» **Stated exercise**
Repeat the entire listing exactly.
________________________
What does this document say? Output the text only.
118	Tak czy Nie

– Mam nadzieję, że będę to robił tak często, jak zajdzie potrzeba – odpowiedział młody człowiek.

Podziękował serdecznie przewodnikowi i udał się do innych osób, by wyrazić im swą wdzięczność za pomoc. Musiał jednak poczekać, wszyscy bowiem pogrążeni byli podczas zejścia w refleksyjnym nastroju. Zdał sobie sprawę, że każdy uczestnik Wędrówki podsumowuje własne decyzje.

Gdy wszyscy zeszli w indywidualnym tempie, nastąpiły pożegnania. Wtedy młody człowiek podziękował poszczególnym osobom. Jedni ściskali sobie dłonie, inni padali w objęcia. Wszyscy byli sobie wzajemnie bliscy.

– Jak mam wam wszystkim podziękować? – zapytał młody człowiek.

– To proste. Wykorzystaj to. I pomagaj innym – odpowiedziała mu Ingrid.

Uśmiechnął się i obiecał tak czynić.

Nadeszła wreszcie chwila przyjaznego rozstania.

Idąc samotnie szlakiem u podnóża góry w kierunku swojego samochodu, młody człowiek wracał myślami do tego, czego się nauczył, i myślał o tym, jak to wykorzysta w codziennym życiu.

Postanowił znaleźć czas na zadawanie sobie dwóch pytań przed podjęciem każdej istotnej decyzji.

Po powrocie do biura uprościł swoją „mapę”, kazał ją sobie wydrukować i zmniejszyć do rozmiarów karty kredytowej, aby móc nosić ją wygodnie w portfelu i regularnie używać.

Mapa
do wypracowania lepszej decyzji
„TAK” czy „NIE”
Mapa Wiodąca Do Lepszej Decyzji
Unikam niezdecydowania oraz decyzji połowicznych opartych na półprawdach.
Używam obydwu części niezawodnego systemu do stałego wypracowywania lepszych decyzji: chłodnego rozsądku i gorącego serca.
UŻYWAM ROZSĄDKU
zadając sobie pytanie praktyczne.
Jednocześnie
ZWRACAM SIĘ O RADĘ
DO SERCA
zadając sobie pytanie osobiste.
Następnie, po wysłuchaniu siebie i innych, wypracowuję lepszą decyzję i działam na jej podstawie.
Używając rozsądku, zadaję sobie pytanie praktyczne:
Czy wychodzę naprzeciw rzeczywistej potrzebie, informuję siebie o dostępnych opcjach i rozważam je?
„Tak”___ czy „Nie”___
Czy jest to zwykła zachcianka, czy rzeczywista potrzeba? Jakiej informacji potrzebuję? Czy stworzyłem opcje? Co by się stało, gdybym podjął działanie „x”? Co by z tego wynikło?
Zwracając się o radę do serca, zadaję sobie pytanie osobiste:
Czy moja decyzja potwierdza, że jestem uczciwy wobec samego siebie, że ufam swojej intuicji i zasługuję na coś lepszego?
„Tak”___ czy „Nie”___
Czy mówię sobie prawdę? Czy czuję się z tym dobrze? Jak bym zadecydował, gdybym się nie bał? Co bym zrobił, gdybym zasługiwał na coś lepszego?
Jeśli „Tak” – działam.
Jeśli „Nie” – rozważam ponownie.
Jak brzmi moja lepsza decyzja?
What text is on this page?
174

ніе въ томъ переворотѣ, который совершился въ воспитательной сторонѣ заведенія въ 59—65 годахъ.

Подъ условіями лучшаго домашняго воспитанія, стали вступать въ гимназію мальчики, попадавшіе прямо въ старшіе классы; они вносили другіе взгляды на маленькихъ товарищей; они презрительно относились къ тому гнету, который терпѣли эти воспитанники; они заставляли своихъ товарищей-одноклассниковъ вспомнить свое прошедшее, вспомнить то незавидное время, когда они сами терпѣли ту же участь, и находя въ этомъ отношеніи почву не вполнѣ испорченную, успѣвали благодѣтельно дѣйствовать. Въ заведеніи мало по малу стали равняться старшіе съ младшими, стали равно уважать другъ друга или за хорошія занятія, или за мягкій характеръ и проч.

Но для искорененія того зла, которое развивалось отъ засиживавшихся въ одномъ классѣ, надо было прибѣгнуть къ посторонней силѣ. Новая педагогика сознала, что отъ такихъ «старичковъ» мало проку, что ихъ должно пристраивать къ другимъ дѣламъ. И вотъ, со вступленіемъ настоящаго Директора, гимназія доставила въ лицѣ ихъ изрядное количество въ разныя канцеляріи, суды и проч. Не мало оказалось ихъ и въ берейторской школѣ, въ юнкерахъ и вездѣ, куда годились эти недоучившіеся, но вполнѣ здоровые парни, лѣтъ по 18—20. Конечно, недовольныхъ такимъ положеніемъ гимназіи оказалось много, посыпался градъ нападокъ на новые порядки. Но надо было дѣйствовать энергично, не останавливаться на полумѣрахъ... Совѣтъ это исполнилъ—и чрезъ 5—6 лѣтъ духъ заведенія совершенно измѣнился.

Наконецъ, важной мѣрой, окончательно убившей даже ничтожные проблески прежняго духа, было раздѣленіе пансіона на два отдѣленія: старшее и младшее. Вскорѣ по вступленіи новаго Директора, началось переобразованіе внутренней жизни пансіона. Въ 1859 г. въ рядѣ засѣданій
________________________
» **Exercise output**
What does this document say? Output the text only.
118	Tak czy Nie

– Mam nadzieję, że będę to robił tak często, jak zajdzie potrzeba – odpowiedział młody człowiek.

Podziękował serdecznie przewodnikowi i udał się do innych osób, by wyrazić im swą wdzięczność za pomoc. Musiał jednak poczekać, wszyscy bowiem pogrążeni byli podczas zejścia w refleksyjnym nastroju. Zdał sobie sprawę, że każdy uczestnik Wędrówki podsumowuje własne decyzje.

Gdy wszyscy zeszli w indywidualnym tempie, nastąpiły pożegnania. Wtedy młody człowiek podziękował poszczególnym osobom. Jedni ściskali sobie dłonie, inni padali w objęcia. Wszyscy byli sobie wzajemnie bliscy.

– Jak mam wam wszystkim podziękować? – zapytał młody człowiek.

– To proste. Wykorzystaj to. I pomagaj innym – odpowiedziała mu Ingrid.

Uśmiechnął się i obiecał tak czynić.

Nadeszła wreszcie chwila przyjaznego rozstania.

Idąc samotnie szlakiem u podnóża góry w kierunku swojego samochodu, młody człowiek wracał myślami do tego, czego się nauczył, i myślał o tym, jak to wykorzysta w codziennym życiu.

Postanowił znaleźć czas na zadawanie sobie dwóch pytań przed podjęciem każdej istotnej decyzji.

Po powrocie do biura uprościł swoją „mapę”, kazał ją sobie wydrukować i zmniejszyć do rozmiarów karty kredytowej, aby móc nosić ją wygodnie w portfelu i regularnie używać.

Mapa
do wypracowania lepszej decyzji
„TAK” czy „NIE”
Mapa Wiodąca Do Lepszej Decyzji
Unikam niezdecydowania oraz decyzji połowicznych opartych na półprawdach.
Używam obydwu części niezawodnego systemu do stałego wypracowywania lepszych decyzji: chłodnego rozsądku i gorącego serca.
UŻYWAM ROZSĄDKU
zadając sobie pytanie praktyczne.
Jednocześnie
ZWRACAM SIĘ O RADĘ
DO SERCA
zadając sobie pytanie osobiste.
Następnie, po wysłuchaniu siebie i innych, wypracowuję lepszą decyzję i działam na jej podstawie.
Używając rozsądku, zadaję sobie pytanie praktyczne:
Czy wychodzę naprzeciw rzeczywistej potrzebie, informuję siebie o dostępnych opcjach i rozważam je?
„Tak”___ czy „Nie”___
Czy jest to zwykła zachcianka, czy rzeczywista potrzeba? Jakiej informacji potrzebuję? Czy stworzyłem opcje? Co by się stało, gdybym podjął działanie „x”? Co by z tego wynikło?
Zwracając się o radę do serca, zadaję sobie pytanie osobiste:
Czy moja decyzja potwierdza, że jestem uczciwy wobec samego siebie, że ufam swojej intuicji i zasługuję na coś lepszego?
„Tak”___ czy „Nie”___
Czy mówię sobie prawdę? Czy czuję się z tym dobrze? Jak bym zadecydował, gdybym się nie bał? Co bym zrobił, gdybym zasługiwał na coś lepszego?
Jeśli „Tak” – działam.
Jeśli „Nie” – rozważam ponownie.
Jak brzmi moja lepsza decyzja?
What text is on this page?
174

ніе въ томъ переворотѣ, который совершился въ воспитательной сторонѣ заведенія въ 59—65 годахъ.

Подъ условіями лучшаго домашняго воспитанія, стали вступать въ гимназію мальчики, попадавшіе прямо въ старшіе классы; они вносили другіе взгляды на маленькихъ товарищей; они презрительно относились къ тому гнету, который терпѣли эти воспитанники; они заставляли своихъ товарищей-одноклассниковъ вспомнить свое прошедшее, вспомнить то незавидное время, когда они сами терпѣли ту же участь, и находя въ этомъ отношеніи почву не вполнѣ испорченную, успѣвали благодѣтельно дѣйствовать. Въ заведеніи мало по малу стали равняться старшіе съ младшими, стали равно уважать другъ друга или за хорошія занятія, или за мягкій характеръ и проч.

Но для искорененія того зла, которое развивалось отъ засиживавшихся въ одномъ классѣ, надо было прибѣгнуть къ посторонней силѣ. Новая педагогика сознала, что отъ такихъ «старичковъ» мало проку, что ихъ должно пристраивать къ другимъ дѣламъ. И вотъ, со вступленіемъ настоящаго Директора, гимназія доставила въ лицѣ ихъ изрядное количество въ разныя канцеляріи, суды и проч. Не мало оказалось ихъ и въ берейторской школѣ, въ юнкерахъ и вездѣ, куда годились эти недоучившіеся, но вполнѣ здоровые парни, лѣтъ по 18—20. Конечно, недовольныхъ такимъ положеніемъ гимназіи оказалось много, посыпался градъ нападокъ на новые порядки. Но надо было дѣйствовать энергично, не останавливаться на полумѣрахъ... Совѣтъ это исполнилъ—и чрезъ 5—6 лѣтъ духъ заведенія совершенно измѣнился.

Наконецъ, важной мѣрой, окончательно убившей даже ничтожные проблески прежняго духа, было раздѣленіе пансіона на два отдѣленія: старшее и младшее. Вскорѣ по вступленіи новаго Директора, началось переобразованіе внутренней жизни пансіона. Въ 1859 г. въ рядѣ засѣданій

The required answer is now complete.